Records
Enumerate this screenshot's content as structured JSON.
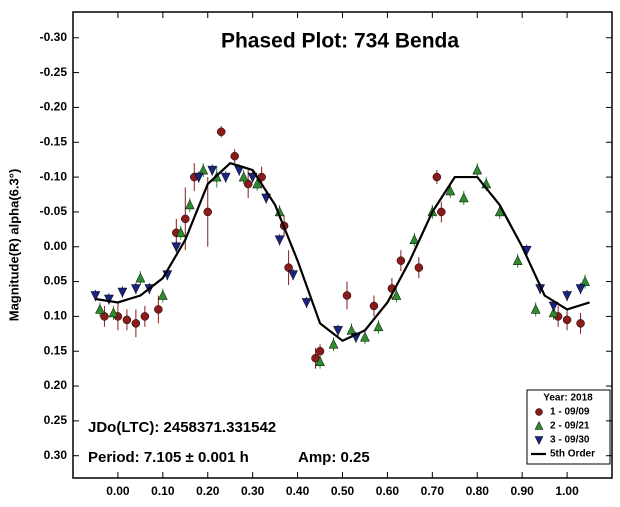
{
  "chart_data": {
    "type": "scatter",
    "title": "Phased Plot: 734 Benda",
    "y_label": "Magnitude(R) alpha(6.3°)",
    "annotations": [
      "JDo(LTC): 2458371.331542",
      "Period: 7.105 ± 0.001 h",
      "Amp: 0.25"
    ],
    "legend_title": "Year: 2018",
    "legend_position": "lower right",
    "xlim": [
      -0.1,
      1.1
    ],
    "ylim": [
      -0.337,
      0.332
    ],
    "y_inverted": true,
    "xticks": [
      {
        "value": 0,
        "label": "0.00"
      },
      {
        "value": 0.1,
        "label": "0.10"
      },
      {
        "value": 0.2,
        "label": "0.20"
      },
      {
        "value": 0.3,
        "label": "0.30"
      },
      {
        "value": 0.4,
        "label": "0.40"
      },
      {
        "value": 0.5,
        "label": "0.50"
      },
      {
        "value": 0.6,
        "label": "0.60"
      },
      {
        "value": 0.7,
        "label": "0.70"
      },
      {
        "value": 0.8,
        "label": "0.80"
      },
      {
        "value": 0.9,
        "label": "0.90"
      },
      {
        "value": 1,
        "label": "1.00"
      }
    ],
    "yticks": [
      {
        "value": -0.3,
        "label": "-0.30"
      },
      {
        "value": -0.25,
        "label": "-0.25"
      },
      {
        "value": -0.2,
        "label": "-0.20"
      },
      {
        "value": -0.15,
        "label": "-0.15"
      },
      {
        "value": -0.1,
        "label": "-0.10"
      },
      {
        "value": -0.05,
        "label": "-0.05"
      },
      {
        "value": 0,
        "label": "0.00"
      },
      {
        "value": 0.05,
        "label": "0.05"
      },
      {
        "value": 0.1,
        "label": "0.10"
      },
      {
        "value": 0.15,
        "label": "0.15"
      },
      {
        "value": 0.2,
        "label": "0.20"
      },
      {
        "value": 0.25,
        "label": "0.25"
      },
      {
        "value": 0.3,
        "label": "0.30"
      }
    ],
    "series": [
      {
        "name": "1 - 09/09",
        "color": "#8b1a1a",
        "marker": "circle",
        "x": [
          -0.03,
          0.0,
          0.02,
          0.04,
          0.06,
          0.09,
          0.13,
          0.15,
          0.17,
          0.2,
          0.23,
          0.26,
          0.29,
          0.32,
          0.37,
          0.38,
          0.44,
          0.45,
          0.51,
          0.57,
          0.61,
          0.63,
          0.67,
          0.71,
          0.72,
          0.98,
          1.0,
          1.03
        ],
        "values": [
          0.1,
          0.1,
          0.105,
          0.11,
          0.1,
          0.09,
          -0.02,
          -0.04,
          -0.1,
          -0.05,
          -0.165,
          -0.13,
          -0.09,
          -0.1,
          -0.03,
          0.03,
          0.16,
          0.15,
          0.07,
          0.085,
          0.06,
          0.02,
          0.03,
          -0.1,
          -0.05,
          0.1,
          0.105,
          0.11
        ],
        "errors": [
          0.015,
          0.02,
          0.015,
          0.02,
          0.015,
          0.02,
          0.02,
          0.045,
          0.02,
          0.05,
          0.008,
          0.01,
          0.02,
          0.015,
          0.015,
          0.025,
          0.015,
          0.01,
          0.02,
          0.015,
          0.015,
          0.015,
          0.015,
          0.01,
          0.015,
          0.015,
          0.015,
          0.015
        ]
      },
      {
        "name": "2 - 09/21",
        "color": "#2e8b2e",
        "marker": "triangle",
        "x": [
          -0.04,
          -0.01,
          0.05,
          0.1,
          0.14,
          0.16,
          0.19,
          0.22,
          0.28,
          0.31,
          0.36,
          0.45,
          0.48,
          0.52,
          0.55,
          0.58,
          0.62,
          0.66,
          0.7,
          0.74,
          0.77,
          0.8,
          0.82,
          0.85,
          0.89,
          0.93,
          0.97,
          1.04
        ],
        "values": [
          0.09,
          0.095,
          0.045,
          0.07,
          -0.02,
          -0.06,
          -0.11,
          -0.1,
          -0.1,
          -0.09,
          -0.05,
          0.165,
          0.14,
          0.12,
          0.13,
          0.115,
          0.07,
          -0.01,
          -0.05,
          -0.08,
          -0.07,
          -0.11,
          -0.09,
          -0.05,
          0.02,
          0.09,
          0.095,
          0.05
        ],
        "errors": [
          0.01,
          0.01,
          0.01,
          0.01,
          0.01,
          0.01,
          0.01,
          0.015,
          0.01,
          0.01,
          0.01,
          0.01,
          0.01,
          0.01,
          0.01,
          0.01,
          0.01,
          0.01,
          0.01,
          0.01,
          0.01,
          0.01,
          0.01,
          0.01,
          0.01,
          0.01,
          0.01,
          0.01
        ]
      },
      {
        "name": "3 - 09/30",
        "color": "#1a237e",
        "marker": "triangle-down",
        "x": [
          -0.05,
          -0.02,
          0.01,
          0.04,
          0.07,
          0.11,
          0.13,
          0.18,
          0.21,
          0.24,
          0.27,
          0.3,
          0.33,
          0.36,
          0.39,
          0.42,
          0.49,
          0.53,
          0.91,
          0.94,
          0.97,
          1.0,
          1.03
        ],
        "values": [
          0.07,
          0.075,
          0.065,
          0.06,
          0.06,
          0.04,
          0.0,
          -0.1,
          -0.11,
          -0.1,
          -0.11,
          -0.1,
          -0.07,
          -0.01,
          0.04,
          0.08,
          0.12,
          0.13,
          0.005,
          0.06,
          0.085,
          0.07,
          0.06
        ],
        "errors": [
          0.008,
          0.008,
          0.008,
          0.008,
          0.008,
          0.008,
          0.008,
          0.008,
          0.008,
          0.008,
          0.008,
          0.008,
          0.008,
          0.008,
          0.008,
          0.008,
          0.008,
          0.008,
          0.008,
          0.008,
          0.008,
          0.008,
          0.008
        ]
      },
      {
        "name": "5th Order",
        "color": "#000000",
        "marker": "line",
        "x": [
          -0.05,
          0.0,
          0.05,
          0.1,
          0.15,
          0.2,
          0.25,
          0.3,
          0.35,
          0.4,
          0.45,
          0.5,
          0.55,
          0.6,
          0.65,
          0.7,
          0.75,
          0.8,
          0.85,
          0.9,
          0.95,
          1.0,
          1.05
        ],
        "values": [
          0.075,
          0.08,
          0.07,
          0.045,
          -0.01,
          -0.09,
          -0.12,
          -0.11,
          -0.06,
          0.02,
          0.11,
          0.135,
          0.12,
          0.08,
          0.02,
          -0.05,
          -0.1,
          -0.1,
          -0.06,
          0.0,
          0.07,
          0.09,
          0.08
        ]
      }
    ]
  }
}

**AIM:**
Where does the word "triangle" appear? Return each line that holds it.

**OUTPUT FOR THIS EXERCISE:**
        "marker": "triangle",
        "marker": "triangle-down",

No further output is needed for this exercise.